▸ **TASK DESCRIPTION**
Please retype the data in full and exactly; the pictures are not part of the copy.

[Items from a figure collection]
* * * * *

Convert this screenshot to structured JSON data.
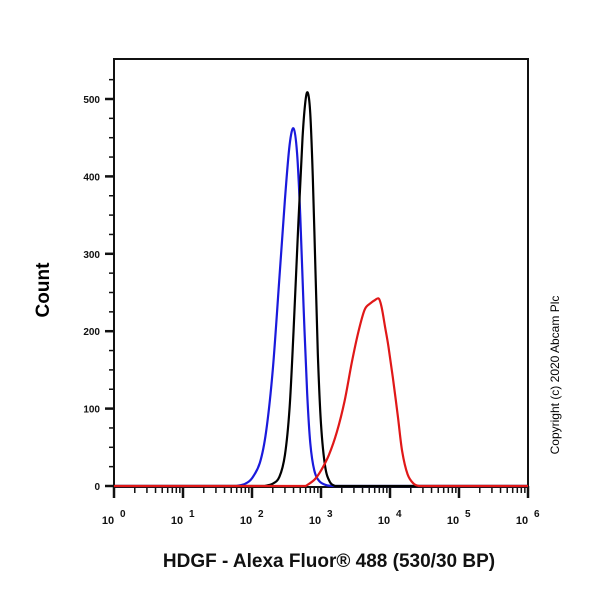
{
  "chart_data": {
    "type": "line",
    "subtype": "flow-cytometry-histogram",
    "title": "",
    "xlabel": "HDGF - Alexa Fluor® 488 (530/30 BP)",
    "ylabel": "Count",
    "xscale": "log",
    "xlim": [
      1,
      1000000
    ],
    "ylim": [
      0,
      550
    ],
    "x_tick_labels": [
      "10^0",
      "10^1",
      "10^2",
      "10^3",
      "10^4",
      "10^5",
      "10^6"
    ],
    "y_tick_labels": [
      "0",
      "100",
      "200",
      "300",
      "400",
      "500"
    ],
    "y_ticks": [
      0,
      100,
      200,
      300,
      400,
      500
    ],
    "grid": false,
    "legend": null,
    "series": [
      {
        "name": "blue",
        "color": "#1a1adc",
        "peak_x": 420,
        "peak_count": 462,
        "points": [
          [
            60,
            0
          ],
          [
            80,
            3
          ],
          [
            100,
            10
          ],
          [
            130,
            30
          ],
          [
            160,
            70
          ],
          [
            200,
            150
          ],
          [
            250,
            270
          ],
          [
            300,
            370
          ],
          [
            350,
            440
          ],
          [
            400,
            462
          ],
          [
            450,
            430
          ],
          [
            500,
            350
          ],
          [
            560,
            230
          ],
          [
            630,
            120
          ],
          [
            700,
            55
          ],
          [
            800,
            20
          ],
          [
            950,
            6
          ],
          [
            1200,
            1
          ],
          [
            1500,
            0
          ]
        ]
      },
      {
        "name": "black",
        "color": "#000000",
        "peak_x": 650,
        "peak_count": 507,
        "points": [
          [
            150,
            0
          ],
          [
            200,
            3
          ],
          [
            250,
            12
          ],
          [
            300,
            40
          ],
          [
            350,
            100
          ],
          [
            400,
            200
          ],
          [
            470,
            340
          ],
          [
            540,
            450
          ],
          [
            600,
            500
          ],
          [
            650,
            507
          ],
          [
            700,
            480
          ],
          [
            760,
            400
          ],
          [
            830,
            280
          ],
          [
            900,
            170
          ],
          [
            1000,
            80
          ],
          [
            1150,
            25
          ],
          [
            1350,
            5
          ],
          [
            1600,
            0
          ]
        ]
      },
      {
        "name": "red",
        "color": "#e01818",
        "peak_x": 6900,
        "peak_count": 242,
        "points": [
          [
            600,
            0
          ],
          [
            800,
            8
          ],
          [
            1000,
            20
          ],
          [
            1300,
            40
          ],
          [
            1700,
            70
          ],
          [
            2200,
            110
          ],
          [
            2800,
            160
          ],
          [
            3500,
            200
          ],
          [
            4300,
            228
          ],
          [
            5200,
            236
          ],
          [
            6000,
            240
          ],
          [
            6900,
            242
          ],
          [
            7600,
            230
          ],
          [
            8500,
            205
          ],
          [
            9500,
            180
          ],
          [
            11000,
            140
          ],
          [
            13000,
            90
          ],
          [
            15000,
            45
          ],
          [
            18000,
            15
          ],
          [
            22000,
            3
          ],
          [
            26000,
            0
          ]
        ]
      }
    ],
    "annotations": [
      "Copyright (c) 2020 Abcam Plc"
    ]
  },
  "labels": {
    "ylabel": "Count",
    "xlabel": "HDGF - Alexa Fluor® 488 (530/30 BP)",
    "copyright": "Copyright (c) 2020 Abcam Plc"
  }
}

* * * * *

▸ **ANSWER FOR THE TASK**
Convert this screenshot to structured JSON data.
{
  "chart_data": {
    "type": "line",
    "subtype": "flow-cytometry-histogram",
    "title": "",
    "xlabel": "HDGF - Alexa Fluor® 488 (530/30 BP)",
    "ylabel": "Count",
    "xscale": "log",
    "xlim": [
      1,
      1000000
    ],
    "ylim": [
      0,
      550
    ],
    "x_tick_labels": [
      "10^0",
      "10^1",
      "10^2",
      "10^3",
      "10^4",
      "10^5",
      "10^6"
    ],
    "y_tick_labels": [
      "0",
      "100",
      "200",
      "300",
      "400",
      "500"
    ],
    "y_ticks": [
      0,
      100,
      200,
      300,
      400,
      500
    ],
    "grid": false,
    "legend": null,
    "series": [
      {
        "name": "blue",
        "color": "#1a1adc",
        "peak_x": 420,
        "peak_count": 462,
        "points": [
          [
            60,
            0
          ],
          [
            80,
            3
          ],
          [
            100,
            10
          ],
          [
            130,
            30
          ],
          [
            160,
            70
          ],
          [
            200,
            150
          ],
          [
            250,
            270
          ],
          [
            300,
            370
          ],
          [
            350,
            440
          ],
          [
            400,
            462
          ],
          [
            450,
            430
          ],
          [
            500,
            350
          ],
          [
            560,
            230
          ],
          [
            630,
            120
          ],
          [
            700,
            55
          ],
          [
            800,
            20
          ],
          [
            950,
            6
          ],
          [
            1200,
            1
          ],
          [
            1500,
            0
          ]
        ]
      },
      {
        "name": "black",
        "color": "#000000",
        "peak_x": 650,
        "peak_count": 507,
        "points": [
          [
            150,
            0
          ],
          [
            200,
            3
          ],
          [
            250,
            12
          ],
          [
            300,
            40
          ],
          [
            350,
            100
          ],
          [
            400,
            200
          ],
          [
            470,
            340
          ],
          [
            540,
            450
          ],
          [
            600,
            500
          ],
          [
            650,
            507
          ],
          [
            700,
            480
          ],
          [
            760,
            400
          ],
          [
            830,
            280
          ],
          [
            900,
            170
          ],
          [
            1000,
            80
          ],
          [
            1150,
            25
          ],
          [
            1350,
            5
          ],
          [
            1600,
            0
          ]
        ]
      },
      {
        "name": "red",
        "color": "#e01818",
        "peak_x": 6900,
        "peak_count": 242,
        "points": [
          [
            600,
            0
          ],
          [
            800,
            8
          ],
          [
            1000,
            20
          ],
          [
            1300,
            40
          ],
          [
            1700,
            70
          ],
          [
            2200,
            110
          ],
          [
            2800,
            160
          ],
          [
            3500,
            200
          ],
          [
            4300,
            228
          ],
          [
            5200,
            236
          ],
          [
            6000,
            240
          ],
          [
            6900,
            242
          ],
          [
            7600,
            230
          ],
          [
            8500,
            205
          ],
          [
            9500,
            180
          ],
          [
            11000,
            140
          ],
          [
            13000,
            90
          ],
          [
            15000,
            45
          ],
          [
            18000,
            15
          ],
          [
            22000,
            3
          ],
          [
            26000,
            0
          ]
        ]
      }
    ],
    "annotations": [
      "Copyright (c) 2020 Abcam Plc"
    ]
  },
  "labels": {
    "ylabel": "Count",
    "xlabel": "HDGF - Alexa Fluor® 488 (530/30 BP)",
    "copyright": "Copyright (c) 2020 Abcam Plc"
  }
}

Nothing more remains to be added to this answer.